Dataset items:
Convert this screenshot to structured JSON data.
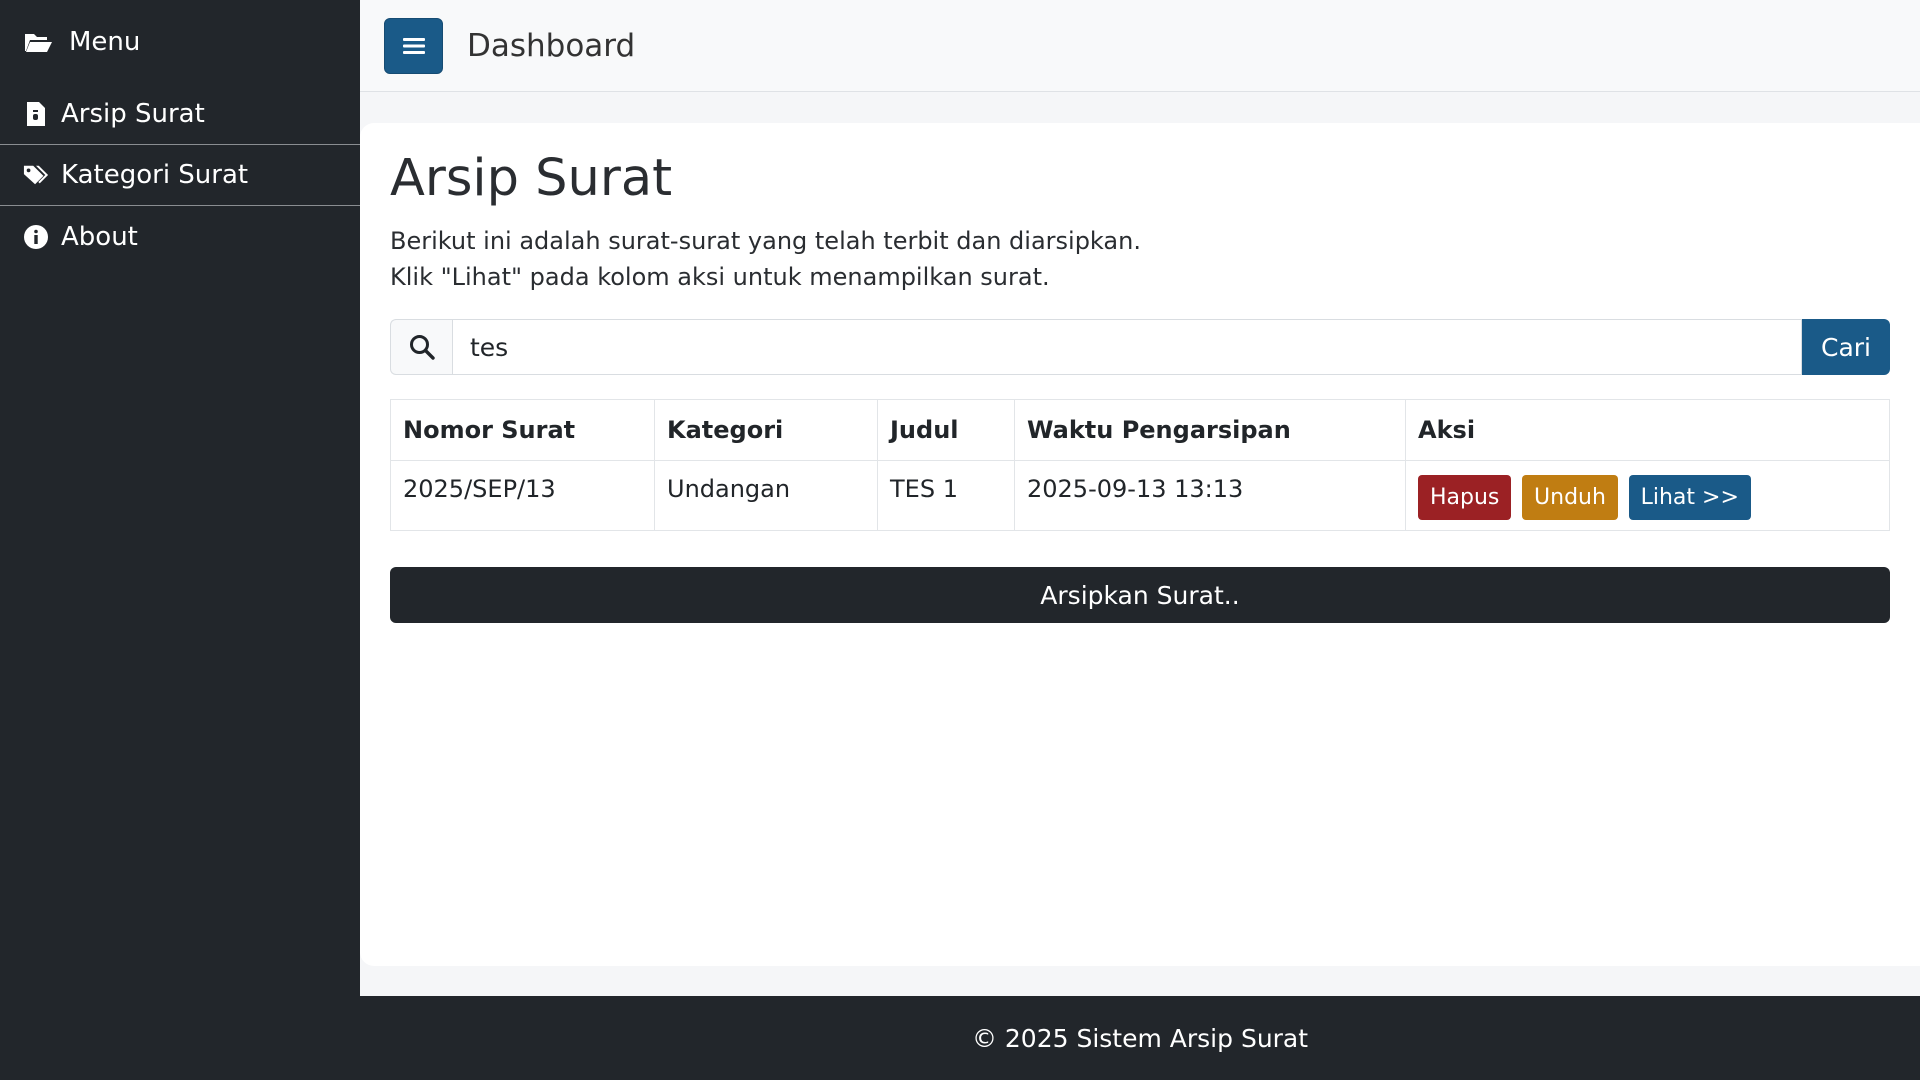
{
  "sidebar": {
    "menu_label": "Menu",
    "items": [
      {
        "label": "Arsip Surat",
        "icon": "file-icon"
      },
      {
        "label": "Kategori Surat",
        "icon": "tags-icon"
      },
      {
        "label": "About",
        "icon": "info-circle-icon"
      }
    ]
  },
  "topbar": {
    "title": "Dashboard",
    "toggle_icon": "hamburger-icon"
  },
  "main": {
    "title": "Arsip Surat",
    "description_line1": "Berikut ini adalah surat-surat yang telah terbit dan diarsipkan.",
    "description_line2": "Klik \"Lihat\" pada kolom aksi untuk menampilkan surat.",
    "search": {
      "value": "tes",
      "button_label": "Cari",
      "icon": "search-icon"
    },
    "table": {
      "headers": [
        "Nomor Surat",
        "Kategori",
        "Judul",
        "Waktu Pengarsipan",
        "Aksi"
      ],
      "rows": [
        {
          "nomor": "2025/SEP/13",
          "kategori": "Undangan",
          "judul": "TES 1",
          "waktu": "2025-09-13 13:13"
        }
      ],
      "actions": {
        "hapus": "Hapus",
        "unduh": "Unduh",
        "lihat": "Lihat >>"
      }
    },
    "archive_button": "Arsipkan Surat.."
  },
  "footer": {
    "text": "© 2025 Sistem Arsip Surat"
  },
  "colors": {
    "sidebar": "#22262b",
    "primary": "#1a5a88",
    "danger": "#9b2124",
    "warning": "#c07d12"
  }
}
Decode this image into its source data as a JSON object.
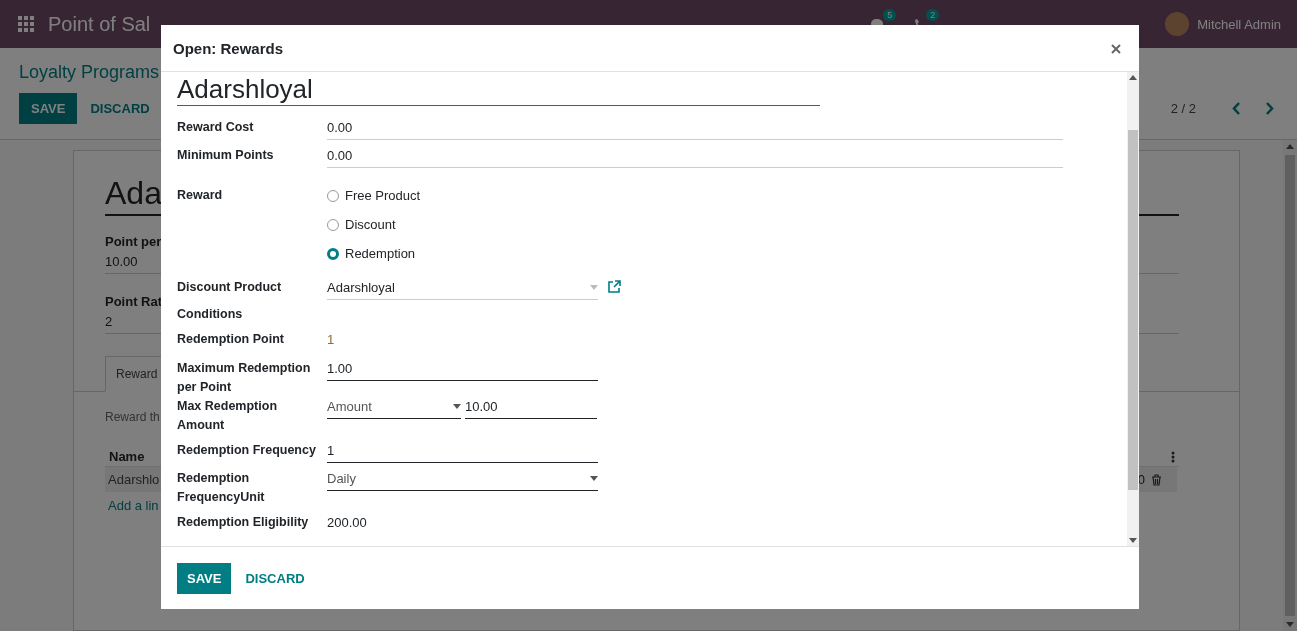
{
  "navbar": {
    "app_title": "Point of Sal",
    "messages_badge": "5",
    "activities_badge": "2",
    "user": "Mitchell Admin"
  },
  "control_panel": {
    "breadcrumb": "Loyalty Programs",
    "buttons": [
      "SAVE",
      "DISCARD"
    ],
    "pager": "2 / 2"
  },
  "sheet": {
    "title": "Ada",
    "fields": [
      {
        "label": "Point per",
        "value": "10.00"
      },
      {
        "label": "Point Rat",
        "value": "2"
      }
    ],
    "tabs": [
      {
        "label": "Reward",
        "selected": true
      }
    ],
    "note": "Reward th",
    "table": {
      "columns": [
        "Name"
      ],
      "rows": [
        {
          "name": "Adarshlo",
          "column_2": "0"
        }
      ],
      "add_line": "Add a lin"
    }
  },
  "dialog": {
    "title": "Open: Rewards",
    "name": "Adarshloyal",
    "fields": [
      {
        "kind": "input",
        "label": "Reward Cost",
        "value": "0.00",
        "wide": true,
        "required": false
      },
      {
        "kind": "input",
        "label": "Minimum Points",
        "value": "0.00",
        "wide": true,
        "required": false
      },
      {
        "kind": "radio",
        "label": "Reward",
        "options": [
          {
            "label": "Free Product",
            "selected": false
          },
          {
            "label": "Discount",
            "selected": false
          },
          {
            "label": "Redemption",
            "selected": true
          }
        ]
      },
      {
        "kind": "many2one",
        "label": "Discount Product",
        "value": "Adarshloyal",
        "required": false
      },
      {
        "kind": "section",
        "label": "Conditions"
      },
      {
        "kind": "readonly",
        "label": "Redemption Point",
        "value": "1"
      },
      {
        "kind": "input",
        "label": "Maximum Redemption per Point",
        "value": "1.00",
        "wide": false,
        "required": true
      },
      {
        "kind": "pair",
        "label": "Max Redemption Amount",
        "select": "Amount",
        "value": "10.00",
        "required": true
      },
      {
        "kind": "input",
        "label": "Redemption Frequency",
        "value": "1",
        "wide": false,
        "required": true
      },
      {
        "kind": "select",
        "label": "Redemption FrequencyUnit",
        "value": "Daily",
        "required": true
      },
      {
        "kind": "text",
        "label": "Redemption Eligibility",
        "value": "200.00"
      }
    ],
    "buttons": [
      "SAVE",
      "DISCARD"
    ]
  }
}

> [REQUIREMENTS]: Where a line above contains the string "value", copy that line.

> [TASK RESULT]:
      "value": "tes",
        "value": "10.00"
        "value": "2"
        "value": "0.00",
        "value": "0.00",
        "value": "Adarshloyal",
        "value": "1"
        "value": "1.00",
        "value": "10.00",
        "value": "1",
        "value": "Daily",
        "value": "200.00"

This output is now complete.